Figure collection entries:
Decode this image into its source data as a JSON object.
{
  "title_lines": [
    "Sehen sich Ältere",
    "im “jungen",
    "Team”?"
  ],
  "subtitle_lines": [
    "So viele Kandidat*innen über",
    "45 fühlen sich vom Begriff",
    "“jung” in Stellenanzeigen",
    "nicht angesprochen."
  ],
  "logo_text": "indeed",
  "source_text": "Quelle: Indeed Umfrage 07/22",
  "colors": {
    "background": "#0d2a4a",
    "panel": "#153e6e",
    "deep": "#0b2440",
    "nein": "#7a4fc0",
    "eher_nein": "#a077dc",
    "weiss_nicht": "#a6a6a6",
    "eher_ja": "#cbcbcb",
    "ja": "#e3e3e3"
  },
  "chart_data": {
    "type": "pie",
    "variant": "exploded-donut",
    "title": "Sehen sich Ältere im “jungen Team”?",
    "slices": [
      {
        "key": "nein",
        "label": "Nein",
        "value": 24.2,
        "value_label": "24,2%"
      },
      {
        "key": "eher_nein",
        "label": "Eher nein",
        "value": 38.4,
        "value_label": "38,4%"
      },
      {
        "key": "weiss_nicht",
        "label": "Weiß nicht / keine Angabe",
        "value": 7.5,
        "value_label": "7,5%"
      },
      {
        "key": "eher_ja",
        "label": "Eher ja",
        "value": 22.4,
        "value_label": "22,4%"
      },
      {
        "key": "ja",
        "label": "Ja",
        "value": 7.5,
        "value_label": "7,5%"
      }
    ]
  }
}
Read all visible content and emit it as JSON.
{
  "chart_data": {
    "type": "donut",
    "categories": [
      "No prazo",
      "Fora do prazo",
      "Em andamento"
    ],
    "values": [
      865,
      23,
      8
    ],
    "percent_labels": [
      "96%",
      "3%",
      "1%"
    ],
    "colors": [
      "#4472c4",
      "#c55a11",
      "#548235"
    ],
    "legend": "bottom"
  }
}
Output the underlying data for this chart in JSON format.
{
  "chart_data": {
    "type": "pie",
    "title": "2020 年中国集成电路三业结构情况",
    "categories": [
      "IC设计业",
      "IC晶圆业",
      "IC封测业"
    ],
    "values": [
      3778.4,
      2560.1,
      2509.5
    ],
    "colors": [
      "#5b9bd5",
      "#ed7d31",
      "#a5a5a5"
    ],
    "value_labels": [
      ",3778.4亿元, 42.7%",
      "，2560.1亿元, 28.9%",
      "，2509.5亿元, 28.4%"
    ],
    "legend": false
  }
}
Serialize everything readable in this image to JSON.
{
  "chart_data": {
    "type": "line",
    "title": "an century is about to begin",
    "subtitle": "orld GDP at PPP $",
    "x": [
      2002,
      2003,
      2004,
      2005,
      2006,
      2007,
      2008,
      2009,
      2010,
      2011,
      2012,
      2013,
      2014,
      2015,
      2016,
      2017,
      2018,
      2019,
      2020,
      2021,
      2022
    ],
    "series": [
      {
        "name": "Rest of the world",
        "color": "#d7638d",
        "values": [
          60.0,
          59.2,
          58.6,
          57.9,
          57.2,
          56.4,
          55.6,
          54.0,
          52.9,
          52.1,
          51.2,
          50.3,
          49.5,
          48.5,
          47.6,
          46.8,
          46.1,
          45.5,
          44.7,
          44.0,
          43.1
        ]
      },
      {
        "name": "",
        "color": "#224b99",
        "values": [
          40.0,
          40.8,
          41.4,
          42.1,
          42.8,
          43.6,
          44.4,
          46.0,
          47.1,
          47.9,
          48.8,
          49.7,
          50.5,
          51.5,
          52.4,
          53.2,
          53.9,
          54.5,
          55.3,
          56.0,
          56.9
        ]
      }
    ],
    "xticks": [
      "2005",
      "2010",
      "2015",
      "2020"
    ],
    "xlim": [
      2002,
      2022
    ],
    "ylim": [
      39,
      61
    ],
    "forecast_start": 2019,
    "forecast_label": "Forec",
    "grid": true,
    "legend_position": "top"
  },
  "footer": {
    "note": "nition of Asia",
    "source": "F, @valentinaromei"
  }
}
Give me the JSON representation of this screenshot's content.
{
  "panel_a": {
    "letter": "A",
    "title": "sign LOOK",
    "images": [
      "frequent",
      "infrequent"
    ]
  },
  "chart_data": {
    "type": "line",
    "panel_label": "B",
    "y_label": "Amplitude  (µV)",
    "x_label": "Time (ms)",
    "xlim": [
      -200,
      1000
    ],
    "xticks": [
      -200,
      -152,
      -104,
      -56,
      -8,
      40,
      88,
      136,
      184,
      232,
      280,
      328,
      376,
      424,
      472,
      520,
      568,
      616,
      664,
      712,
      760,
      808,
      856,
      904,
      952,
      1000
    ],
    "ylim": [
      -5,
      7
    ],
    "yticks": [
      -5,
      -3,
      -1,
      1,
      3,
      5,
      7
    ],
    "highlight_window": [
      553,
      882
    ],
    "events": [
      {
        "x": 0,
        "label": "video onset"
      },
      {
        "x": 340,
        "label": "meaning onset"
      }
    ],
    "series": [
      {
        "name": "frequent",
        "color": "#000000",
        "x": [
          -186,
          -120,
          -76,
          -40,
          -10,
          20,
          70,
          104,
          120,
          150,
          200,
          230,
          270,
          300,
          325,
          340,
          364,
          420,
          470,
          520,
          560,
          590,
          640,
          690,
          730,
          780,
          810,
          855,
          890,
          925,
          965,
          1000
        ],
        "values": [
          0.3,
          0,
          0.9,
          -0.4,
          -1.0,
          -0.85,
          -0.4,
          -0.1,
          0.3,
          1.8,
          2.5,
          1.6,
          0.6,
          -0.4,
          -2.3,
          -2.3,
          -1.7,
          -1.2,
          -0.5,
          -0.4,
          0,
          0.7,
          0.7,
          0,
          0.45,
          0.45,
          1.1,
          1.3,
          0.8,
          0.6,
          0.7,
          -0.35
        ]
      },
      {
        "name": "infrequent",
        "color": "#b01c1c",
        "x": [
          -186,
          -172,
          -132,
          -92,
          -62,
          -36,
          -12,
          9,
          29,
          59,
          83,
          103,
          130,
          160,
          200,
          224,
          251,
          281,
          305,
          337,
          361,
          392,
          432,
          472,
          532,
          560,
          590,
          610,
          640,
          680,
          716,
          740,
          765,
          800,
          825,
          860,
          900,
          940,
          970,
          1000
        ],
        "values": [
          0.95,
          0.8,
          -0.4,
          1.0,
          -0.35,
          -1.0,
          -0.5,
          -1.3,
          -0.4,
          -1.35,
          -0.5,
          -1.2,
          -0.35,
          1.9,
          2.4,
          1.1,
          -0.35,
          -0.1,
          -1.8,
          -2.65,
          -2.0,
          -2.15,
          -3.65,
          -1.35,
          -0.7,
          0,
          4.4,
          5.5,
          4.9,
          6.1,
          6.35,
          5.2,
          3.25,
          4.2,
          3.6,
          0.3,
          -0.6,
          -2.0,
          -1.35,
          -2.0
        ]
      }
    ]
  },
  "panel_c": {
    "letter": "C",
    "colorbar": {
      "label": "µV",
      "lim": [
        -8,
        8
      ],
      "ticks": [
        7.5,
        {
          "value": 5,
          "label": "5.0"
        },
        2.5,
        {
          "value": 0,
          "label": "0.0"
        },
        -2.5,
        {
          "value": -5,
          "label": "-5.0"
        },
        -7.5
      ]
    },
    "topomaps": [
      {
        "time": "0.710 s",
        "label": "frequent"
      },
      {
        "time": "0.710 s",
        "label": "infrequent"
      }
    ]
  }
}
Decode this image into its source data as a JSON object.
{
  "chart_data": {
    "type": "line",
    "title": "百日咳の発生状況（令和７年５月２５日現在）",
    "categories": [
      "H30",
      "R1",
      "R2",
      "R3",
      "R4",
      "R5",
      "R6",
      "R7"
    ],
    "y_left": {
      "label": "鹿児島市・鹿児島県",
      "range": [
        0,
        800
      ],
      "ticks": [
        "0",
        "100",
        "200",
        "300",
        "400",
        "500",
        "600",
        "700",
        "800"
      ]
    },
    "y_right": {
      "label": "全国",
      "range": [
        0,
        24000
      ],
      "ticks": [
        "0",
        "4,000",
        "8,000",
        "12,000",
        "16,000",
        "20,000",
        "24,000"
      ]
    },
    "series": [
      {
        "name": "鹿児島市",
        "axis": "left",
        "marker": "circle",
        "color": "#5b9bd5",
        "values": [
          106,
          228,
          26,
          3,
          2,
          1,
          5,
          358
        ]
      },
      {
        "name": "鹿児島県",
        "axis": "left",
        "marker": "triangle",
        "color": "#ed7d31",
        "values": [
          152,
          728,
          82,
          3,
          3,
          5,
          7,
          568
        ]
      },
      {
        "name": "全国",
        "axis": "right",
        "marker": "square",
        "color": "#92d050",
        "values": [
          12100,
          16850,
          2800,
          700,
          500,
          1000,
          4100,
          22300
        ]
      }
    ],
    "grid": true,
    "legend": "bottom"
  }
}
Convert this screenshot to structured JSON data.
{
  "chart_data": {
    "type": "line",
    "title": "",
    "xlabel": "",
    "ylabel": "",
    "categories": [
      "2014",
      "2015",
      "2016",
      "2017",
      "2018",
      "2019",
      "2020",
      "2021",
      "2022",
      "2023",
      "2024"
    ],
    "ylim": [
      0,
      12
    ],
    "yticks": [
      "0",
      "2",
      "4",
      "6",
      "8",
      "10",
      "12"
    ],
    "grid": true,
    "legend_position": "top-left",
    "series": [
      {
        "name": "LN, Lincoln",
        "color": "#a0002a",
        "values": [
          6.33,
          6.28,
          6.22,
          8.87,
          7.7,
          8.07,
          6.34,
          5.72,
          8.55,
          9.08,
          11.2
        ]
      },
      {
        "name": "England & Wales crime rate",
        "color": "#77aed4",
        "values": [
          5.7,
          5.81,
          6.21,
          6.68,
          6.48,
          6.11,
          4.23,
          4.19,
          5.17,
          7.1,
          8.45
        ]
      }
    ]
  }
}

Work instructions: Copy every line of the entries above in which "this" occurs.

Exercise answer:
Decode this image into its source data as a JSON object.
Output the underlying data for this chart in JSON format.
Serialize everything readable in this image to JSON.
Give me the JSON representation of this screenshot's content.
Decode this image into its source data as a JSON object.
Convert this screenshot to structured JSON data.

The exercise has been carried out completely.